(Element box annotations)
==========

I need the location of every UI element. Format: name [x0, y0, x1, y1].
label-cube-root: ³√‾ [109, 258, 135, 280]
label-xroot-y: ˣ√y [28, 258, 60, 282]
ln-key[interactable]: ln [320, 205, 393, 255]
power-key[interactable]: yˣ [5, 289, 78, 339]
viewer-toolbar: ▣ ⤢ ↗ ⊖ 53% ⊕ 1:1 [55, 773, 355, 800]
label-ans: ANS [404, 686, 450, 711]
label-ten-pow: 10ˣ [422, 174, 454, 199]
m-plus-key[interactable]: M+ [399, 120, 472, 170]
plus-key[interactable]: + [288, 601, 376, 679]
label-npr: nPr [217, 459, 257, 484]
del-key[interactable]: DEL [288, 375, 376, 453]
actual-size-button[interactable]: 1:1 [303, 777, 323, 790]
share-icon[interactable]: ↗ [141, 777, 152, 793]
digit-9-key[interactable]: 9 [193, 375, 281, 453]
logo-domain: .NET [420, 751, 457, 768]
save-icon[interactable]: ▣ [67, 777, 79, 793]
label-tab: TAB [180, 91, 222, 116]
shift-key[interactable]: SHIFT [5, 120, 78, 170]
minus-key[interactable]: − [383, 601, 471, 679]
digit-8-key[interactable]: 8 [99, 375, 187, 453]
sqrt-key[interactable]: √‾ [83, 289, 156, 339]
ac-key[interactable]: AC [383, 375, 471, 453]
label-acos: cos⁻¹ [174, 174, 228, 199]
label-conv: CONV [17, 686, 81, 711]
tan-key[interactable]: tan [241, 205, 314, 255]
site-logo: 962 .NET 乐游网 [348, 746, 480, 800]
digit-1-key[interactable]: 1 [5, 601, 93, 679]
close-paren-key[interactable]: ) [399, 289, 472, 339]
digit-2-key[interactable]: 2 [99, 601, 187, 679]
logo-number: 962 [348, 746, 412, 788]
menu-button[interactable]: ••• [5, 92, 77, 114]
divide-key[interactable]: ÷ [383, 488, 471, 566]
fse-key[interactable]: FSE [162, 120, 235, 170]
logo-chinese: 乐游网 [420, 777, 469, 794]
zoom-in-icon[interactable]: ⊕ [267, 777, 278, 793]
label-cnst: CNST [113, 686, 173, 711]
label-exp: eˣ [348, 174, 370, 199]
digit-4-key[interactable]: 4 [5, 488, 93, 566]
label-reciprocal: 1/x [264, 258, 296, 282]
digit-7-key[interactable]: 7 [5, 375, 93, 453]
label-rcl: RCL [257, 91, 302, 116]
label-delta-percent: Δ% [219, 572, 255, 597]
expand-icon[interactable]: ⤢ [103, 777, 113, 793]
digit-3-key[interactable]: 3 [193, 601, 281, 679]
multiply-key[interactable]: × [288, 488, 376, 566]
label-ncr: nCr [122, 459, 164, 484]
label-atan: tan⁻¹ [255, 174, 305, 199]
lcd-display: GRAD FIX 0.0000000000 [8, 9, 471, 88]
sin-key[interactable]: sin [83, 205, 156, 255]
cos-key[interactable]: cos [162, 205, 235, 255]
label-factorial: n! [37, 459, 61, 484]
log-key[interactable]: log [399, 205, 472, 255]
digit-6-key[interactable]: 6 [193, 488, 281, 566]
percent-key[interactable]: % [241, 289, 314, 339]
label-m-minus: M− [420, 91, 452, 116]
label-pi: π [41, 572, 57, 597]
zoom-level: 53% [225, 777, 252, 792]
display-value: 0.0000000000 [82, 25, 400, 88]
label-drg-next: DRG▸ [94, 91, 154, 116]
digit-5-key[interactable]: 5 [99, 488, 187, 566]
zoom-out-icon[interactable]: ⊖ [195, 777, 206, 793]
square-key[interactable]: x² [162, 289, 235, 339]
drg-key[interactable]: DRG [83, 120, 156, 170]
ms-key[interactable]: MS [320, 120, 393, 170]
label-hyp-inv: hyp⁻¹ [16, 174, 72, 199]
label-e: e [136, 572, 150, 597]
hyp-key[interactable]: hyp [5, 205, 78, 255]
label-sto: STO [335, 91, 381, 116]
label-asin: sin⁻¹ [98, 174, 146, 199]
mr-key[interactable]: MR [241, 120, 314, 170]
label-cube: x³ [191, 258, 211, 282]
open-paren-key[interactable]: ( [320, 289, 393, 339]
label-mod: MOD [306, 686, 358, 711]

==========

**DIRECTIONS:**
Could you output every line of the rows above as a JSON list of strings, with one string per line and blank lines omitted?

**SOLUTION TO THIS EXERCISE:**
[
  "I need the location of every UI element. Format: name [x0, y0, x1, y1].",
  "label-cube-root: ³√‾ [109, 258, 135, 280]",
  "label-xroot-y: ˣ√y [28, 258, 60, 282]",
  "ln-key[interactable]: ln [320, 205, 393, 255]",
  "power-key[interactable]: yˣ [5, 289, 78, 339]",
  "viewer-toolbar: ▣ ⤢ ↗ ⊖ 53% ⊕ 1:1 [55, 773, 355, 800]",
  "label-ans: ANS [404, 686, 450, 711]",
  "label-ten-pow: 10ˣ [422, 174, 454, 199]",
  "m-plus-key[interactable]: M+ [399, 120, 472, 170]",
  "plus-key[interactable]: + [288, 601, 376, 679]",
  "label-npr: nPr [217, 459, 257, 484]",
  "del-key[interactable]: DEL [288, 375, 376, 453]",
  "actual-size-button[interactable]: 1:1 [303, 777, 323, 790]",
  "share-icon[interactable]: ↗ [141, 777, 152, 793]",
  "digit-9-key[interactable]: 9 [193, 375, 281, 453]",
  "logo-domain: .NET [420, 751, 457, 768]",
  "save-icon[interactable]: ▣ [67, 777, 79, 793]",
  "label-tab: TAB [180, 91, 222, 116]",
  "shift-key[interactable]: SHIFT [5, 120, 78, 170]",
  "minus-key[interactable]: − [383, 601, 471, 679]",
  "digit-8-key[interactable]: 8 [99, 375, 187, 453]",
  "sqrt-key[interactable]: √‾ [83, 289, 156, 339]",
  "ac-key[interactable]: AC [383, 375, 471, 453]",
  "label-acos: cos⁻¹ [174, 174, 228, 199]",
  "label-conv: CONV [17, 686, 81, 711]",
  "tan-key[interactable]: tan [241, 205, 314, 255]",
  "site-logo: 962 .NET 乐游网 [348, 746, 480, 800]",
  "digit-1-key[interactable]: 1 [5, 601, 93, 679]",
  "close-paren-key[interactable]: ) [399, 289, 472, 339]",
  "digit-2-key[interactable]: 2 [99, 601, 187, 679]",
  "logo-number: 962 [348, 746, 412, 788]",
  "menu-button[interactable]: ••• [5, 92, 77, 114]",
  "divide-key[interactable]: ÷ [383, 488, 471, 566]",
  "fse-key[interactable]: FSE [162, 120, 235, 170]",
  "logo-chinese: 乐游网 [420, 777, 469, 794]",
  "zoom-in-icon[interactable]: ⊕ [267, 777, 278, 793]",
  "label-cnst: CNST [113, 686, 173, 711]",
  "label-exp: eˣ [348, 174, 370, 199]",
  "digit-4-key[interactable]: 4 [5, 488, 93, 566]",
  "label-reciprocal: 1/x [264, 258, 296, 282]",
  "digit-7-key[interactable]: 7 [5, 375, 93, 453]",
  "label-rcl: RCL [257, 91, 302, 116]",
  "label-delta-percent: Δ% [219, 572, 255, 597]",
  "expand-icon[interactable]: ⤢ [103, 777, 113, 793]",
  "digit-3-key[interactable]: 3 [193, 601, 281, 679]",
  "multiply-key[interactable]: × [288, 488, 376, 566]",
  "label-ncr: nCr [122, 459, 164, 484]",
  "label-atan: tan⁻¹ [255, 174, 305, 199]",
  "lcd-display: GRAD FIX 0.0000000000 [8, 9, 471, 88]",
  "sin-key[interactable]: sin [83, 205, 156, 255]",
  "cos-key[interactable]: cos [162, 205, 235, 255]",
  "label-factorial: n! [37, 459, 61, 484]",
  "log-key[interactable]: log [399, 205, 472, 255]",
  "digit-6-key[interactable]: 6 [193, 488, 281, 566]",
  "percent-key[interactable]: % [241, 289, 314, 339]",
  "label-m-minus: M− [420, 91, 452, 116]",
  "label-pi: π [41, 572, 57, 597]",
  "zoom-level: 53% [225, 777, 252, 792]",
  "display-value: 0.0000000000 [82, 25, 400, 88]",
  "label-drg-next: DRG▸ [94, 91, 154, 116]",
  "digit-5-key[interactable]: 5 [99, 488, 187, 566]",
  "zoom-out-icon[interactable]: ⊖ [195, 777, 206, 793]",
  "square-key[interactable]: x² [162, 289, 235, 339]",
  "drg-key[interactable]: DRG [83, 120, 156, 170]",
  "ms-key[interactable]: MS [320, 120, 393, 170]",
  "label-hyp-inv: hyp⁻¹ [16, 174, 72, 199]",
  "label-e: e [136, 572, 150, 597]",
  "hyp-key[interactable]: hyp [5, 205, 78, 255]",
  "label-sto: STO [335, 91, 381, 116]",
  "label-asin: sin⁻¹ [98, 174, 146, 199]",
  "mr-key[interactable]: MR [241, 120, 314, 170]",
  "label-cube: x³ [191, 258, 211, 282]",
  "open-paren-key[interactable]: ( [320, 289, 393, 339]",
  "label-mod: MOD [306, 686, 358, 711]"
]